### Stated task
For the copy, please give all of the data again exactly and leave the pictures out.

>> BEGIN Extracted material

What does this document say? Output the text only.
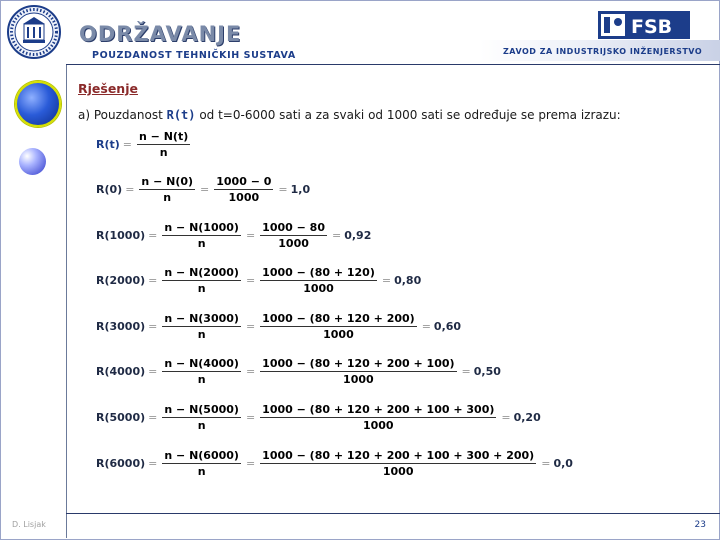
ODRŽAVANJE
POUZDANOST TEHNIČKIH SUSTAVA
FSB
ZAVOD ZA INDUSTRIJSKO INŽENJERSTVO
Rješenje
a) Pouzdanost R(t) od t=0-6000 sati a za svaki od 1000 sati se određuje se prema izrazu:
$R(t) = \frac{n - N(t)}{n}$
$R(0) = \frac{n - N(0)}{n} = \frac{1000 - 0}{1000} = 1,0$
$R(1000) = \frac{n - N(1000)}{n} = \frac{1000 - 80}{1000} = 0,92$
$R(2000) = \frac{n - N(2000)}{n} = \frac{1000 - (80 + 120)}{1000} = 0,80$
$R(3000) = \frac{n - N(3000)}{n} = \frac{1000 - (80 + 120 + 200)}{1000} = 0,60$
$R(4000) = \frac{n - N(4000)}{n} = \frac{1000 - (80 + 120 + 200 + 100)}{1000} = 0,50$
$R(5000) = \frac{n - N(5000)}{n} = \frac{1000 - (80 + 120 + 200 + 100 + 300)}{1000} = 0,20$
$R(6000) = \frac{n - N(6000)}{n} = \frac{1000 - (80 + 120 + 200 + 100 + 300 + 200)}{1000} = 0,0$
D. Lisjak	23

>> END Extracted material

### Exercise answer
What does this document say? Output the text only.
ODRŽAVANJE
POUZDANOST TEHNIČKIH SUSTAVA
FSB
ZAVOD ZA INDUSTRIJSKO INŽENJERSTVO
Rješenje
a) Pouzdanost R(t) od t=0-6000 sati a za svaki od 1000 sati se određuje se prema izrazu:
$R(t) = \frac{n - N(t)}{n}$
$R(0) = \frac{n - N(0)}{n} = \frac{1000 - 0}{1000} = 1,0$
$R(1000) = \frac{n - N(1000)}{n} = \frac{1000 - 80}{1000} = 0,92$
$R(2000) = \frac{n - N(2000)}{n} = \frac{1000 - (80 + 120)}{1000} = 0,80$
$R(3000) = \frac{n - N(3000)}{n} = \frac{1000 - (80 + 120 + 200)}{1000} = 0,60$
$R(4000) = \frac{n - N(4000)}{n} = \frac{1000 - (80 + 120 + 200 + 100)}{1000} = 0,50$
$R(5000) = \frac{n - N(5000)}{n} = \frac{1000 - (80 + 120 + 200 + 100 + 300)}{1000} = 0,20$
$R(6000) = \frac{n - N(6000)}{n} = \frac{1000 - (80 + 120 + 200 + 100 + 300 + 200)}{1000} = 0,0$
D. Lisjak	23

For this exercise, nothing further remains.